## AIM
Would you extract the whole listing below and retype it exactly?

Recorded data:
============================================================

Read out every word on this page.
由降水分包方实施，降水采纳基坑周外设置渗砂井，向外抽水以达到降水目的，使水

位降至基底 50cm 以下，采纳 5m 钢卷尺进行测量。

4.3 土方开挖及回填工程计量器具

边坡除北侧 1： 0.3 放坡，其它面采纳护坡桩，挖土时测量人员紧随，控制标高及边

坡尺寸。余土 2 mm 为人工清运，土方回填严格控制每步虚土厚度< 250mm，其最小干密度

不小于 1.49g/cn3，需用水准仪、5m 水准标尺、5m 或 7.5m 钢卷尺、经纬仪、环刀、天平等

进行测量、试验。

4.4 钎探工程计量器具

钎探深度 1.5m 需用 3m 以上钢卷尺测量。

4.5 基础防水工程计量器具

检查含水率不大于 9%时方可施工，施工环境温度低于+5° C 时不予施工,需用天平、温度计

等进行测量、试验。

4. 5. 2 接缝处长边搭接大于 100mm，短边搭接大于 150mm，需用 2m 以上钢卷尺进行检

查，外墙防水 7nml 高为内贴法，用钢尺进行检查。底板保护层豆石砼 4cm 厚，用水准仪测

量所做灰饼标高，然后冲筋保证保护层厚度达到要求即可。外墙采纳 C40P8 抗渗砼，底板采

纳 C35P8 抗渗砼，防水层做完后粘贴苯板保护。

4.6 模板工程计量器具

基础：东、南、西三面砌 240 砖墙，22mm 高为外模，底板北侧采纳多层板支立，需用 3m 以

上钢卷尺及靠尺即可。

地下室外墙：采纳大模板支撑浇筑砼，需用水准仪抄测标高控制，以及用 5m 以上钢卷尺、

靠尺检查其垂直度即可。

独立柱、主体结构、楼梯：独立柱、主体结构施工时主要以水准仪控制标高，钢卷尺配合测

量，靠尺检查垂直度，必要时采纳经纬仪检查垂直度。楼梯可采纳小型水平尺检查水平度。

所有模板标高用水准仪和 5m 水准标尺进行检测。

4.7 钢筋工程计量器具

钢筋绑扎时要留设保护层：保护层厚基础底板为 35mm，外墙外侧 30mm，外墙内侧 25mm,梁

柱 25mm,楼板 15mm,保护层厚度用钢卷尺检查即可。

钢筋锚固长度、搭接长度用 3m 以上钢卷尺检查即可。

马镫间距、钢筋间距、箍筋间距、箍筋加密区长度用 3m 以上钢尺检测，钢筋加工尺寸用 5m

============================================================

## CORRECT OUTPUT
Read out every word on this page.
由降水分包方实施，降水采纳基坑周外设置渗砂井，向外抽水以达到降水目的，使水

位降至基底 50cm 以下，采纳 5m 钢卷尺进行测量。

4.3 土方开挖及回填工程计量器具

边坡除北侧 1： 0.3 放坡，其它面采纳护坡桩，挖土时测量人员紧随，控制标高及边

坡尺寸。余土 2 mm 为人工清运，土方回填严格控制每步虚土厚度< 250mm，其最小干密度

不小于 1.49g/cn3，需用水准仪、5m 水准标尺、5m 或 7.5m 钢卷尺、经纬仪、环刀、天平等

进行测量、试验。

4.4 钎探工程计量器具

钎探深度 1.5m 需用 3m 以上钢卷尺测量。

4.5 基础防水工程计量器具

检查含水率不大于 9%时方可施工，施工环境温度低于+5° C 时不予施工,需用天平、温度计

等进行测量、试验。

4. 5. 2 接缝处长边搭接大于 100mm，短边搭接大于 150mm，需用 2m 以上钢卷尺进行检

查，外墙防水 7nml 高为内贴法，用钢尺进行检查。底板保护层豆石砼 4cm 厚，用水准仪测

量所做灰饼标高，然后冲筋保证保护层厚度达到要求即可。外墙采纳 C40P8 抗渗砼，底板采

纳 C35P8 抗渗砼，防水层做完后粘贴苯板保护。

4.6 模板工程计量器具

基础：东、南、西三面砌 240 砖墙，22mm 高为外模，底板北侧采纳多层板支立，需用 3m 以

上钢卷尺及靠尺即可。

地下室外墙：采纳大模板支撑浇筑砼，需用水准仪抄测标高控制，以及用 5m 以上钢卷尺、

靠尺检查其垂直度即可。

独立柱、主体结构、楼梯：独立柱、主体结构施工时主要以水准仪控制标高，钢卷尺配合测

量，靠尺检查垂直度，必要时采纳经纬仪检查垂直度。楼梯可采纳小型水平尺检查水平度。

所有模板标高用水准仪和 5m 水准标尺进行检测。

4.7 钢筋工程计量器具

钢筋绑扎时要留设保护层：保护层厚基础底板为 35mm，外墙外侧 30mm，外墙内侧 25mm,梁

柱 25mm,楼板 15mm,保护层厚度用钢卷尺检查即可。

钢筋锚固长度、搭接长度用 3m 以上钢卷尺检查即可。

马镫间距、钢筋间距、箍筋间距、箍筋加密区长度用 3m 以上钢尺检测，钢筋加工尺寸用 5m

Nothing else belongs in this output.